** Start Records to use **

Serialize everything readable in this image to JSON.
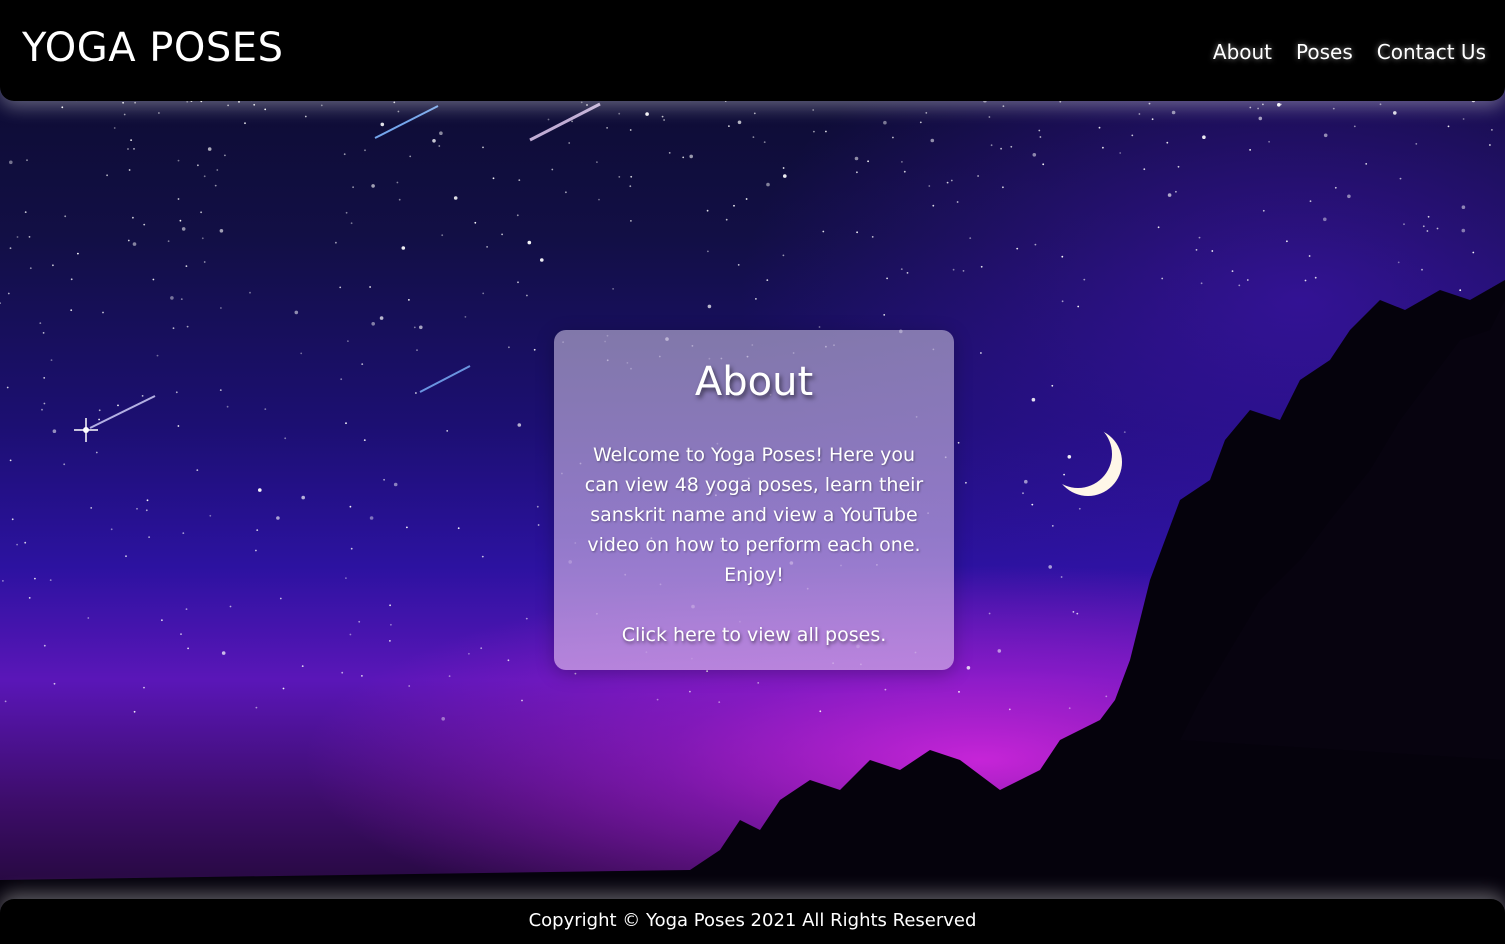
{
  "header": {
    "logo": "YOGA POSES",
    "nav": [
      {
        "label": "About"
      },
      {
        "label": "Poses"
      },
      {
        "label": "Contact Us"
      }
    ]
  },
  "about_card": {
    "title": "About",
    "body": "Welcome to Yoga Poses! Here you can view 48 yoga poses, learn their sanskrit name and view a YouTube video on how to perform each one. Enjoy!",
    "link_label": "Click here",
    "link_suffix": " to view all poses."
  },
  "footer": {
    "copyright": "Copyright © Yoga Poses 2021 All Rights Reserved"
  },
  "background": {
    "scene": "night-sky",
    "icons": [
      "stars",
      "shooting-star",
      "moon-crescent-icon",
      "tree-silhouette"
    ],
    "colors": {
      "sky_top": "#0b0a2a",
      "sky_mid": "#2c12a0",
      "horizon_glow": "#dc28e6",
      "bar": "#000000",
      "text": "#ffffff"
    }
  }
}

** End Records to use **

* Do this *
Transcribe every line in the entries above, taking out only the images.

* Response below *
Serialize everything readable in this image to JSON.
{
  "header": {
    "logo": "YOGA POSES",
    "nav": [
      {
        "label": "About"
      },
      {
        "label": "Poses"
      },
      {
        "label": "Contact Us"
      }
    ]
  },
  "about_card": {
    "title": "About",
    "body": "Welcome to Yoga Poses! Here you can view 48 yoga poses, learn their sanskrit name and view a YouTube video on how to perform each one. Enjoy!",
    "link_label": "Click here",
    "link_suffix": " to view all poses."
  },
  "footer": {
    "copyright": "Copyright © Yoga Poses 2021 All Rights Reserved"
  },
  "background": {
    "scene": "night-sky",
    "icons": [
      "stars",
      "shooting-star",
      "moon-crescent-icon",
      "tree-silhouette"
    ],
    "colors": {
      "sky_top": "#0b0a2a",
      "sky_mid": "#2c12a0",
      "horizon_glow": "#dc28e6",
      "bar": "#000000",
      "text": "#ffffff"
    }
  }
}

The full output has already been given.